■ Collected data
* * * * *
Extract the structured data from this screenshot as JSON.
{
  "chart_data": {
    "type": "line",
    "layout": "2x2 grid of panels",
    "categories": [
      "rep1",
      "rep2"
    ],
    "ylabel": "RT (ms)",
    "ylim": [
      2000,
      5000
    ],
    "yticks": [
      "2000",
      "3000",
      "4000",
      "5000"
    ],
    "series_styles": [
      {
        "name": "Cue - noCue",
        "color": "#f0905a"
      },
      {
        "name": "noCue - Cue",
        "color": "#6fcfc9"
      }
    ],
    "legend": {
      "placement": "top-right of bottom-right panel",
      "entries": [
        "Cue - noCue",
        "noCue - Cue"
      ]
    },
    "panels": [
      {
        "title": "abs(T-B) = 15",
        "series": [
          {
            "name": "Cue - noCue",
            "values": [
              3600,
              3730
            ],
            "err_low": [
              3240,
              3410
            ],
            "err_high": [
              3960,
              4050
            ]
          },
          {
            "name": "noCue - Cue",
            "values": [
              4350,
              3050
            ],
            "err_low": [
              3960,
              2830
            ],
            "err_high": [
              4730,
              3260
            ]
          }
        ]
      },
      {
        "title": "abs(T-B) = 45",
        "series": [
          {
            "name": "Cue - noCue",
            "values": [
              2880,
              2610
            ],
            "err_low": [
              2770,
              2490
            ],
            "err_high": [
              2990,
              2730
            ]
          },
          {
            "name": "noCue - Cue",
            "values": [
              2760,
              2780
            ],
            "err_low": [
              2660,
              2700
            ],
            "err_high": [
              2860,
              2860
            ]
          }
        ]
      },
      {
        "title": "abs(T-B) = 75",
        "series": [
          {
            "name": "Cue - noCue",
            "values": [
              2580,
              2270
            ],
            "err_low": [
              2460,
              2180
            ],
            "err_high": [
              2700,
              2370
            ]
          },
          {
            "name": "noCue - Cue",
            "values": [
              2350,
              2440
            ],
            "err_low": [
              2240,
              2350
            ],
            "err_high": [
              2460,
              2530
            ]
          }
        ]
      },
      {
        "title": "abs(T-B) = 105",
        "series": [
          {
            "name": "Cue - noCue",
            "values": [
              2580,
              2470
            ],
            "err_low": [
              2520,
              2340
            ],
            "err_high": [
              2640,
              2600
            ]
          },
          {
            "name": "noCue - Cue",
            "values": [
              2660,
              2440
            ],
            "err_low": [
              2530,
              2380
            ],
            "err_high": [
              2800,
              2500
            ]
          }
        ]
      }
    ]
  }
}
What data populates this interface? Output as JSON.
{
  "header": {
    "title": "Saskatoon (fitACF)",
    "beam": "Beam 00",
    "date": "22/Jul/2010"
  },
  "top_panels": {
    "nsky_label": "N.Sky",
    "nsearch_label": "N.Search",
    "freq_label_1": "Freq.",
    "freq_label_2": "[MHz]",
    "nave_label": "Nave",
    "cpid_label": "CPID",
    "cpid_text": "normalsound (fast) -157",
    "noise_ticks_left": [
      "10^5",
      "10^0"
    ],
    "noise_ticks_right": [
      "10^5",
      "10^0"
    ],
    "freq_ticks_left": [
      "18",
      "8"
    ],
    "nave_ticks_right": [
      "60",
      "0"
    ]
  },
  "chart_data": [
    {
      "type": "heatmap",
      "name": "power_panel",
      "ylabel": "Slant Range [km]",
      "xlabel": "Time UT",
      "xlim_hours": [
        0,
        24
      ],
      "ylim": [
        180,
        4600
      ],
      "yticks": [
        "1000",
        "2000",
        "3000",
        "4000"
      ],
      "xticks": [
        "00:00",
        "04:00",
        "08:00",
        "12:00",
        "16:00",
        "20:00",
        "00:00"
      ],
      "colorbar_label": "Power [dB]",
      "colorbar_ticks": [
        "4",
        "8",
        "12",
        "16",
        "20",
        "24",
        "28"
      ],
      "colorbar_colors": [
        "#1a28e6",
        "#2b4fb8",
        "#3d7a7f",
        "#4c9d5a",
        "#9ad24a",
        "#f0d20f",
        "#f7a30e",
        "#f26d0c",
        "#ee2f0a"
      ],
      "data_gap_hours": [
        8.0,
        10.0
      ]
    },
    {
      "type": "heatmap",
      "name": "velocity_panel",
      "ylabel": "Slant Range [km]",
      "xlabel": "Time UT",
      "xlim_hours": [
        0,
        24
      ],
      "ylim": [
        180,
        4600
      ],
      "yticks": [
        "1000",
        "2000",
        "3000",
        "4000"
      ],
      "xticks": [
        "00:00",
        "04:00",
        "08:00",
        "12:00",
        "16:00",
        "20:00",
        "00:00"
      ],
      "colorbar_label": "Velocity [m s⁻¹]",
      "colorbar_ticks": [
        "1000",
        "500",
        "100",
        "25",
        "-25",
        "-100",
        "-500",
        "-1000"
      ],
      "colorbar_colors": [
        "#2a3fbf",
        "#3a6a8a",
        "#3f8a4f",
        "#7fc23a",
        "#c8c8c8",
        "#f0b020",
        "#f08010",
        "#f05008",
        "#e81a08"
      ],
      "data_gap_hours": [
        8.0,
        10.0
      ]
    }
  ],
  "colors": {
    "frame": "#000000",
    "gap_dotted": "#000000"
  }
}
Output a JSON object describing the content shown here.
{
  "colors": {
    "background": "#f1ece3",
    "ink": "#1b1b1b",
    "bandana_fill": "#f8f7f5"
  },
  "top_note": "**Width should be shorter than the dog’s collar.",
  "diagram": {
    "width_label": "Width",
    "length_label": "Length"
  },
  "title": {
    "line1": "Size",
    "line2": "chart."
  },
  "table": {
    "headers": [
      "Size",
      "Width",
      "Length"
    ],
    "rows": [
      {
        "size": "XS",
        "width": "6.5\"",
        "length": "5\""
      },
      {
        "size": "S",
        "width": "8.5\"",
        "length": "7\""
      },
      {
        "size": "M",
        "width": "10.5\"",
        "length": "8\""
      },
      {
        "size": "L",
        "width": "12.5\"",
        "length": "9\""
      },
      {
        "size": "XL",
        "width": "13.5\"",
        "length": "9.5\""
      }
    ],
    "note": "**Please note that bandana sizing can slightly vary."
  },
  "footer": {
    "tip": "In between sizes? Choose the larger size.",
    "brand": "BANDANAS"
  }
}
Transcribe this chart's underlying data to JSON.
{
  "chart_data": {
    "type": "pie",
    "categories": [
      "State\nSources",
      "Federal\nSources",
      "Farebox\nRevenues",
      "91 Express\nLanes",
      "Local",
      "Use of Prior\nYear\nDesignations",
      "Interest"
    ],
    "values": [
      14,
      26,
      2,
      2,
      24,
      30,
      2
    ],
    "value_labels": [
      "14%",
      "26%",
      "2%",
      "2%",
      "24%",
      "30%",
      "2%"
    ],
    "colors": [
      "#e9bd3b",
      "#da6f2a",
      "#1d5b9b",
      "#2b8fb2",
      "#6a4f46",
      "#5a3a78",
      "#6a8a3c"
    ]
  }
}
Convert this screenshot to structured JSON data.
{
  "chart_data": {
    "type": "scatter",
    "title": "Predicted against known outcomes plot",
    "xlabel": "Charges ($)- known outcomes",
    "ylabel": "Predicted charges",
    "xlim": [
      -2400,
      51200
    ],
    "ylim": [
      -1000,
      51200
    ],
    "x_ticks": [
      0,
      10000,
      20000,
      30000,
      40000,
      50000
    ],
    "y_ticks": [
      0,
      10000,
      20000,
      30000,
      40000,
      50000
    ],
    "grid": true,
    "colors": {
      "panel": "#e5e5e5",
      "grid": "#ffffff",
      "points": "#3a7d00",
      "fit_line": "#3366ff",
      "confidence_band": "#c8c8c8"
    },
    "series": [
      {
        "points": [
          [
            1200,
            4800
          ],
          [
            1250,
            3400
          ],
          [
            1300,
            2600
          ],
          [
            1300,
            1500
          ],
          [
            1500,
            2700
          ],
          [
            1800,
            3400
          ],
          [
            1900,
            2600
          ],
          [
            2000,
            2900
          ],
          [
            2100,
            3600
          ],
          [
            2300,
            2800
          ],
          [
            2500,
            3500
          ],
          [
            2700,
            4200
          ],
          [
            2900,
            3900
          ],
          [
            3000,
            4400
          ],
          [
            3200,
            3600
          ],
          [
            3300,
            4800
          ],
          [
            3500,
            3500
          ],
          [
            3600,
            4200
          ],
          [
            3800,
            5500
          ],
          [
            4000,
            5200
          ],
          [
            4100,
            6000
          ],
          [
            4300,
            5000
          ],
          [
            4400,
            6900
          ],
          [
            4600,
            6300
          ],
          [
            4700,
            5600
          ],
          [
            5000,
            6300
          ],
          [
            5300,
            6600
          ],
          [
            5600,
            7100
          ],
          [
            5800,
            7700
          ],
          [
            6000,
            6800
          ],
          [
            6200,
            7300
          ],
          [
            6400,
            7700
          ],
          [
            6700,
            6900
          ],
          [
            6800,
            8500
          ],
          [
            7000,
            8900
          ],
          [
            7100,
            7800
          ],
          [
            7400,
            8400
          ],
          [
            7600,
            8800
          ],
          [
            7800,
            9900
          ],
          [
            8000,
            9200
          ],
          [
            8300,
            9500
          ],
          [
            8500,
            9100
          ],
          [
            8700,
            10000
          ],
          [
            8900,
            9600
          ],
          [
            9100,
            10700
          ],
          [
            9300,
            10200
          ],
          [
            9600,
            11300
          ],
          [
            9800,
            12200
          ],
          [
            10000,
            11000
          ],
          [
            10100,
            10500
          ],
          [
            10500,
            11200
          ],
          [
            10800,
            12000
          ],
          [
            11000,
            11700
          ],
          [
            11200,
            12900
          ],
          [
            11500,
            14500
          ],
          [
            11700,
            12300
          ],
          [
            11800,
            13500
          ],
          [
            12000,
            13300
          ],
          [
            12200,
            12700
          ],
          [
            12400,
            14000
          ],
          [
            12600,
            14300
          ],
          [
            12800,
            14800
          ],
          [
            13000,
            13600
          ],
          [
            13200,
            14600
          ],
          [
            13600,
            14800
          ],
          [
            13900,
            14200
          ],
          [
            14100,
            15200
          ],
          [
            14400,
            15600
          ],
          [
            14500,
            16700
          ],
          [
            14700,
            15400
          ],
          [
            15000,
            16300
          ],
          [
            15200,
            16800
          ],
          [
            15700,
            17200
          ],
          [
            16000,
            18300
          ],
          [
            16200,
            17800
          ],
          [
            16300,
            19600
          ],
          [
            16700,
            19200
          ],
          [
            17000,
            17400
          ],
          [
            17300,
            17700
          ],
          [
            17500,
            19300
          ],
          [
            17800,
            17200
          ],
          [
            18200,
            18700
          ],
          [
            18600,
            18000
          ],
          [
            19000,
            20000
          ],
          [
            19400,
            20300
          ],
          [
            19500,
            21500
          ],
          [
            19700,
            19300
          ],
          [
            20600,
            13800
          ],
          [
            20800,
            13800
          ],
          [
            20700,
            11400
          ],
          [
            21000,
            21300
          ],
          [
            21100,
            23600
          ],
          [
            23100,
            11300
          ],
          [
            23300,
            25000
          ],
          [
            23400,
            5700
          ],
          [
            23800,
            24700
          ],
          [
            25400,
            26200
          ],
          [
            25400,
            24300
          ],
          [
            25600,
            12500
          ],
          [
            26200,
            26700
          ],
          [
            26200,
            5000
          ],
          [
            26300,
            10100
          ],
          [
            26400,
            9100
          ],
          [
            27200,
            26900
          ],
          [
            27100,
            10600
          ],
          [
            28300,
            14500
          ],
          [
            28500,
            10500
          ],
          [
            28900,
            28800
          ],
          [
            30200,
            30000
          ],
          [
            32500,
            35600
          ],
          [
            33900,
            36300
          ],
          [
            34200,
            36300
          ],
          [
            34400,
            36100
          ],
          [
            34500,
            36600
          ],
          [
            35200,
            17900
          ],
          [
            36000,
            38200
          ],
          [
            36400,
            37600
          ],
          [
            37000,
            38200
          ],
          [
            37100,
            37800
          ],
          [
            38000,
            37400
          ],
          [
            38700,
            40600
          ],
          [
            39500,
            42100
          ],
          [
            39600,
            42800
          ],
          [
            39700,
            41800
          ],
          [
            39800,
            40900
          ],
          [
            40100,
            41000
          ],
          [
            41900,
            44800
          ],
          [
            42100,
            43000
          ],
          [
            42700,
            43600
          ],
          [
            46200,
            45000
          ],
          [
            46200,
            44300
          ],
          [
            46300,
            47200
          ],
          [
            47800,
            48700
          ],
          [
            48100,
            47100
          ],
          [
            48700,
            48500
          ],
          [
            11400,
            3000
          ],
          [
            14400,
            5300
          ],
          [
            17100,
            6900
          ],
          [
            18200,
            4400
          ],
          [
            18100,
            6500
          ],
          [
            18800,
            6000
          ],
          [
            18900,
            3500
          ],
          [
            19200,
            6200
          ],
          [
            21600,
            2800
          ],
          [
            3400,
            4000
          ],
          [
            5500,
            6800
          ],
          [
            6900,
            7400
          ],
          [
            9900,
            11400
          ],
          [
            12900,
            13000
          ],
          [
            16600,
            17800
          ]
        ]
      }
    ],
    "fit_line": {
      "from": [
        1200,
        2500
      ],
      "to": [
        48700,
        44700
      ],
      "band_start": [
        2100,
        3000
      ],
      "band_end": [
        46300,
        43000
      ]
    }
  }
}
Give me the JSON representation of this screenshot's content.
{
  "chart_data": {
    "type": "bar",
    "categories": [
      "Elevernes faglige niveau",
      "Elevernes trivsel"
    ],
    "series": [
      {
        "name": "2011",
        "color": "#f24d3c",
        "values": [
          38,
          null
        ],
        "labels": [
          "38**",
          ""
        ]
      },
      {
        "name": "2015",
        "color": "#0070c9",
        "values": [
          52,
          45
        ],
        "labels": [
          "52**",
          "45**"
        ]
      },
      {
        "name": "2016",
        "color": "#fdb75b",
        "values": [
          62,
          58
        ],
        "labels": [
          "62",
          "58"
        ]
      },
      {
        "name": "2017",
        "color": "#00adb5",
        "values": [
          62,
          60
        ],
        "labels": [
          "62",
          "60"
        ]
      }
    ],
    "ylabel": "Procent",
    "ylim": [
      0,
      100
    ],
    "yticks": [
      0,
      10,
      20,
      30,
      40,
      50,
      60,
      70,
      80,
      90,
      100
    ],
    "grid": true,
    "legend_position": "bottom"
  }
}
* * * * *
■ EXERCISE AIM
Report how many lines of the entries hold the word "known". Nothing else is needed.

■ THE REPLY
2